▶ _Written task_
Exactly how many lines have the word "брусьях"? Answer with the bare number.

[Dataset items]
▬▬▬

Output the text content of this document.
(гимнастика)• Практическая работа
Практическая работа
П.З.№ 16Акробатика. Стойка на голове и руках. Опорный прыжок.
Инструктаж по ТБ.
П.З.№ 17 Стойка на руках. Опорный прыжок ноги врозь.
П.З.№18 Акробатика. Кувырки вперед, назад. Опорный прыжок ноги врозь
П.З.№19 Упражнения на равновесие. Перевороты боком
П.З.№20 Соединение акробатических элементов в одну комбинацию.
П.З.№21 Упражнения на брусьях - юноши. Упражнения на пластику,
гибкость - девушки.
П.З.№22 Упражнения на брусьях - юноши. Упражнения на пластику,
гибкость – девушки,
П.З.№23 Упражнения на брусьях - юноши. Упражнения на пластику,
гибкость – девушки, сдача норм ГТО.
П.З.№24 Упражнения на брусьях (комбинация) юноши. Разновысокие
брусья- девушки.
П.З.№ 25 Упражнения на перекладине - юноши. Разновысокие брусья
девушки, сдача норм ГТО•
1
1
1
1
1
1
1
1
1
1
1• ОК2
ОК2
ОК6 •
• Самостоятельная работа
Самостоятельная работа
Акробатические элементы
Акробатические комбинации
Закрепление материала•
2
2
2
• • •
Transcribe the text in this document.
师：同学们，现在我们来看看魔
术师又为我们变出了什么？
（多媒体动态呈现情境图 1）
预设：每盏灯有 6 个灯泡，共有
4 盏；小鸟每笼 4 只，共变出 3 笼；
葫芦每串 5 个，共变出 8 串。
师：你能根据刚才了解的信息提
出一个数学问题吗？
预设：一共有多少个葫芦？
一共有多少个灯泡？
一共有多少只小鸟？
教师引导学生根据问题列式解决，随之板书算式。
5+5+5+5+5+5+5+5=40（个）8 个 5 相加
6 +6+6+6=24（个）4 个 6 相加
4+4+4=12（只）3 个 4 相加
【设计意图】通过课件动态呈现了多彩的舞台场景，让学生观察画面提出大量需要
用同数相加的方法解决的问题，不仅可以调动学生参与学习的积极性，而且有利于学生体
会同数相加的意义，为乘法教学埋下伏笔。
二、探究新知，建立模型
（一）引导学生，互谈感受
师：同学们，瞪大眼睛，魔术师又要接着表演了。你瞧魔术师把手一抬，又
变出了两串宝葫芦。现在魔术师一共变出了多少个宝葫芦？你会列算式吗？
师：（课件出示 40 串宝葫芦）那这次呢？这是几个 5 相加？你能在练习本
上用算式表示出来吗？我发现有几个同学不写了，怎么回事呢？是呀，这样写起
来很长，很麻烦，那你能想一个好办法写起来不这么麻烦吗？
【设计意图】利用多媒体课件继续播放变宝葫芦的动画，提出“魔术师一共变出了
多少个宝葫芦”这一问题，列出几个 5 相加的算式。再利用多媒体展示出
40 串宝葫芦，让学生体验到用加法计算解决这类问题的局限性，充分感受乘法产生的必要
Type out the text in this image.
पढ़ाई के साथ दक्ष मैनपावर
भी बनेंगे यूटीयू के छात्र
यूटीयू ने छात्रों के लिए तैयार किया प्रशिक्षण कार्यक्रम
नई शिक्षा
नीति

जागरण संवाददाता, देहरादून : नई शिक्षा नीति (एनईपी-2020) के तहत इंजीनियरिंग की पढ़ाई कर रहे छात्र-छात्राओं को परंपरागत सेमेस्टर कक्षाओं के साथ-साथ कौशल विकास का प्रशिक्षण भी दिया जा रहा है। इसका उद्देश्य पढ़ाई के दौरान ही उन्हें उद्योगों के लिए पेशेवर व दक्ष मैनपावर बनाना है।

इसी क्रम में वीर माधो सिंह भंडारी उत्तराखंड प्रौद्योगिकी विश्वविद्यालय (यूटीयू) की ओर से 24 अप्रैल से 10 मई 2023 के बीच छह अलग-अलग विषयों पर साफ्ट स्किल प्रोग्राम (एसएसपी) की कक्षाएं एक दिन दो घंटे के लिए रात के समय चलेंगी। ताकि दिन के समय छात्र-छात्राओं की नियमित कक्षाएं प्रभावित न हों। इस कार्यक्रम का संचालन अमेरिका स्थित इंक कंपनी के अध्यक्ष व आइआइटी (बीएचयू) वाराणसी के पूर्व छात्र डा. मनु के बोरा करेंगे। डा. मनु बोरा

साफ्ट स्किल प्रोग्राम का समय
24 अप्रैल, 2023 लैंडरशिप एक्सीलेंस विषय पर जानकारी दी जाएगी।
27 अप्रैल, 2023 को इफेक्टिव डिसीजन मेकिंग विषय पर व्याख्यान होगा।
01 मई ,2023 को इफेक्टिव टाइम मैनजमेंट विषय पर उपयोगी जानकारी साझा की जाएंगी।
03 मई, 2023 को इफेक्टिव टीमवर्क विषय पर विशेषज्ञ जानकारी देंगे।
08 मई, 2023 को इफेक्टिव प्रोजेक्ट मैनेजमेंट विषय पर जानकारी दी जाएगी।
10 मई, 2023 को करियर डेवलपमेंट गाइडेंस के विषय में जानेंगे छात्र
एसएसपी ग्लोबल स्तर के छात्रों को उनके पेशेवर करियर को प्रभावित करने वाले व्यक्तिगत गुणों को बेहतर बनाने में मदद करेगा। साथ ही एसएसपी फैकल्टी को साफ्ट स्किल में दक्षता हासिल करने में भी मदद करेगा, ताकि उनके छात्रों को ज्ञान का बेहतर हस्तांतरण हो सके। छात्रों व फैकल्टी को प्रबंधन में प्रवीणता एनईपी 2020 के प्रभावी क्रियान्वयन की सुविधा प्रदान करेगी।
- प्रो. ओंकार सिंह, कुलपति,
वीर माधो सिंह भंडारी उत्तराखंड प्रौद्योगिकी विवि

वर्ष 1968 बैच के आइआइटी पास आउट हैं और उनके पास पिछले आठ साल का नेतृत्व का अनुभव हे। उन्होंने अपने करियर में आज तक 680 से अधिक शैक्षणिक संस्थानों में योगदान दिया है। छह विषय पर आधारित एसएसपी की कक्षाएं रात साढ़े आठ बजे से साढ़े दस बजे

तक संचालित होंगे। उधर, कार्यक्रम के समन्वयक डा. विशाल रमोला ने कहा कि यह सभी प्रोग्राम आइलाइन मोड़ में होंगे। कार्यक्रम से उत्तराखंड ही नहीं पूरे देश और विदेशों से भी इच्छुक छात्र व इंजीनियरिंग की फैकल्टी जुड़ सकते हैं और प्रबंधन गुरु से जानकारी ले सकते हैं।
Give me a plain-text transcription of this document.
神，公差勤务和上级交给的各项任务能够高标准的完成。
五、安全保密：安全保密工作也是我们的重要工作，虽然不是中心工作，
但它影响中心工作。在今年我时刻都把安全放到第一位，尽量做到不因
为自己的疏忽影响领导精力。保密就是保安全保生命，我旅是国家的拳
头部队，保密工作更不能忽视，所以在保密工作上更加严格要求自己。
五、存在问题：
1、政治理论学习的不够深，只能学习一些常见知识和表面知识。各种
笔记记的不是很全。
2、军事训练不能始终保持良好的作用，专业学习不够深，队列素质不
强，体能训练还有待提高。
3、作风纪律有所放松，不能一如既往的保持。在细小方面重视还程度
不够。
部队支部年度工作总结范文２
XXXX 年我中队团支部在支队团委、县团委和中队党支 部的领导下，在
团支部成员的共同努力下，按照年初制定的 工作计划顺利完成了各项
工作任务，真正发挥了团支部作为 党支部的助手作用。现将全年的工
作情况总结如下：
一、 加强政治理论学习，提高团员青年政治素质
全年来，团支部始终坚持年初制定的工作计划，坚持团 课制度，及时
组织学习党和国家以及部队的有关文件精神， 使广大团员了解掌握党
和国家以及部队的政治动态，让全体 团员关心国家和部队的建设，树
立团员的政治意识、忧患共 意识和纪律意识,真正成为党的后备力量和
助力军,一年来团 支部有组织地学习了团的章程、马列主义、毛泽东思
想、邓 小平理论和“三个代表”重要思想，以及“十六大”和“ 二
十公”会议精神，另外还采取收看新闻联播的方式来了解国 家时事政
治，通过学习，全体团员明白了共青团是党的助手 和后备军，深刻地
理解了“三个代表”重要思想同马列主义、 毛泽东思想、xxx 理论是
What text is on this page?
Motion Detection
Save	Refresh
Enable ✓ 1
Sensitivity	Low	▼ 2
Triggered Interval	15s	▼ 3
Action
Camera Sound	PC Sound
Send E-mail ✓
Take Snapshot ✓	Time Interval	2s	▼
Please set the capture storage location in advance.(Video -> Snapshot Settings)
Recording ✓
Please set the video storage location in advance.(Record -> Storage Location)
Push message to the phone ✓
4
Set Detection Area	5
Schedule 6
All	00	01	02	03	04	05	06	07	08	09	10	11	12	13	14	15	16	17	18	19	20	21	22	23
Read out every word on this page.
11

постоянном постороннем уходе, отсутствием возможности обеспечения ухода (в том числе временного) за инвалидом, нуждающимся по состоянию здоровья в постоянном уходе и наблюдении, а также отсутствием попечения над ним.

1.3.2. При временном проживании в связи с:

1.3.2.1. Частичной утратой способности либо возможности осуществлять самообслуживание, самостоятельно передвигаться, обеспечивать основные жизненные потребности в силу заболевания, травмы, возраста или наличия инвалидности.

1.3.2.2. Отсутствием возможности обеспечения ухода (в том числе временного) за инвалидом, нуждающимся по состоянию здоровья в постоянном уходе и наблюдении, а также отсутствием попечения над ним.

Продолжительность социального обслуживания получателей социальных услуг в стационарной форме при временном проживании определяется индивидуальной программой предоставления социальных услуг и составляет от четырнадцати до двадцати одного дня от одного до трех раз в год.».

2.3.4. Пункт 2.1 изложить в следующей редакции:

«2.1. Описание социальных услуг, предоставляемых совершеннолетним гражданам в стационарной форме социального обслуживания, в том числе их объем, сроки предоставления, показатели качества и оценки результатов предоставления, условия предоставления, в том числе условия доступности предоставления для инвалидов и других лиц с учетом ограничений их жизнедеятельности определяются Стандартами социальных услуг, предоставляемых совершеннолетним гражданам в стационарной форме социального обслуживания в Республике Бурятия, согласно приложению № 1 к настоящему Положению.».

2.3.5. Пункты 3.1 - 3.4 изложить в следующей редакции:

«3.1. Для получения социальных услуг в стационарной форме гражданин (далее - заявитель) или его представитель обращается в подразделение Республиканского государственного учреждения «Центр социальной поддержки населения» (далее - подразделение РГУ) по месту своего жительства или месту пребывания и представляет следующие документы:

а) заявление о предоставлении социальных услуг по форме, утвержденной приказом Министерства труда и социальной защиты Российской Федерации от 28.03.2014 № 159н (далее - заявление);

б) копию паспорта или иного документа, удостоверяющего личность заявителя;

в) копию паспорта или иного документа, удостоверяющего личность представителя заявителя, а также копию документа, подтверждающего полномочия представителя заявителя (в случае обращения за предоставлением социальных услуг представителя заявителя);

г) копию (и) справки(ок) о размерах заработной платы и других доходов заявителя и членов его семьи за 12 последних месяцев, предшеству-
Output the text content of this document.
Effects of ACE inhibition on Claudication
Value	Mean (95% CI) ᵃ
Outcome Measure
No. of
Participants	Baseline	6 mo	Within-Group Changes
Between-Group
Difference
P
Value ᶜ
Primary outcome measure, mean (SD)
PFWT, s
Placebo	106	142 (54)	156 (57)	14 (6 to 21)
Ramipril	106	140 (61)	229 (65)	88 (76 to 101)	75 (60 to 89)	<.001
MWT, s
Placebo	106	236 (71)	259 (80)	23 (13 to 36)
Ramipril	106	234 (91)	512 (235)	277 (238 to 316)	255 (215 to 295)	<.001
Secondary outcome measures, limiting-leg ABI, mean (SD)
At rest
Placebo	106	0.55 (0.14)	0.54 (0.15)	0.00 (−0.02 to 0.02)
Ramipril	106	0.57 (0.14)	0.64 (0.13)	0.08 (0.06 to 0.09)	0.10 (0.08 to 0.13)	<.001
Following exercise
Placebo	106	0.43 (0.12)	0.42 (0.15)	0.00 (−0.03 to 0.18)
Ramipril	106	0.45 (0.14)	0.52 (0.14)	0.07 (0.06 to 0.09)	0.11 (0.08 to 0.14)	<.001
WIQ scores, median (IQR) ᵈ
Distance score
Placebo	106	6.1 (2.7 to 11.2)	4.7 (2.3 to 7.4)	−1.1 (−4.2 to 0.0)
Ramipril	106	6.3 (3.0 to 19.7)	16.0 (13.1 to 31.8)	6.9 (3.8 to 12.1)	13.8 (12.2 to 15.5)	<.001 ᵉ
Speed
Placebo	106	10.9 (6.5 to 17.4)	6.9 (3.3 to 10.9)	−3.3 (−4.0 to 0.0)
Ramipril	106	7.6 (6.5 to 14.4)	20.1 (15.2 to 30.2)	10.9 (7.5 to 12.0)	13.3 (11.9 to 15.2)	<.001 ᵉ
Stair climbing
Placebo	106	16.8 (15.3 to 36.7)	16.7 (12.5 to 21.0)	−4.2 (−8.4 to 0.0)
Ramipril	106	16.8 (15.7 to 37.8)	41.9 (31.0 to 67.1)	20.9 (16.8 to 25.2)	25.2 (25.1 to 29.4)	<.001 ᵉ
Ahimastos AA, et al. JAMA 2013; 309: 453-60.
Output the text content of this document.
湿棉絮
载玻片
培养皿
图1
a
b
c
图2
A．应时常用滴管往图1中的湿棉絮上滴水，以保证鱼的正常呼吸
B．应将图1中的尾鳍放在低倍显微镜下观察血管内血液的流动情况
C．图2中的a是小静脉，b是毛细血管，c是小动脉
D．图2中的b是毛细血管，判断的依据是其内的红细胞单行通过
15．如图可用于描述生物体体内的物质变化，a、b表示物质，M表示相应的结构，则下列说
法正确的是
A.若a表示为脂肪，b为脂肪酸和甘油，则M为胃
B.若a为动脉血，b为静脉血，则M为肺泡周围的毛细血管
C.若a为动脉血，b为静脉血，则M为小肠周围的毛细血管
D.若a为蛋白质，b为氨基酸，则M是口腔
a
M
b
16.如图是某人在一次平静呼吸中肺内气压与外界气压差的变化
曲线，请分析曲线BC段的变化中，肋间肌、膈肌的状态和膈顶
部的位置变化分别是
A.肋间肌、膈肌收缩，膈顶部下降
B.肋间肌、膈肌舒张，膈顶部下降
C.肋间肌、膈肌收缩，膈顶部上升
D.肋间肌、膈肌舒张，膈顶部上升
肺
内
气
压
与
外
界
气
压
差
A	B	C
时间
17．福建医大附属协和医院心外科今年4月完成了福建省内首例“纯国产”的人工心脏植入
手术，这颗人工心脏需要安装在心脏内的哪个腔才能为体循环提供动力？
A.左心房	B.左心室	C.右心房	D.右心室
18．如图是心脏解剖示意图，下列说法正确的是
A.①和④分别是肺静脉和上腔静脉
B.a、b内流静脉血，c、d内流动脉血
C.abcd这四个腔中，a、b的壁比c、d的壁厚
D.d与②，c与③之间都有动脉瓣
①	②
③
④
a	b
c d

▬▬▬

▶ _Exercise answer_
4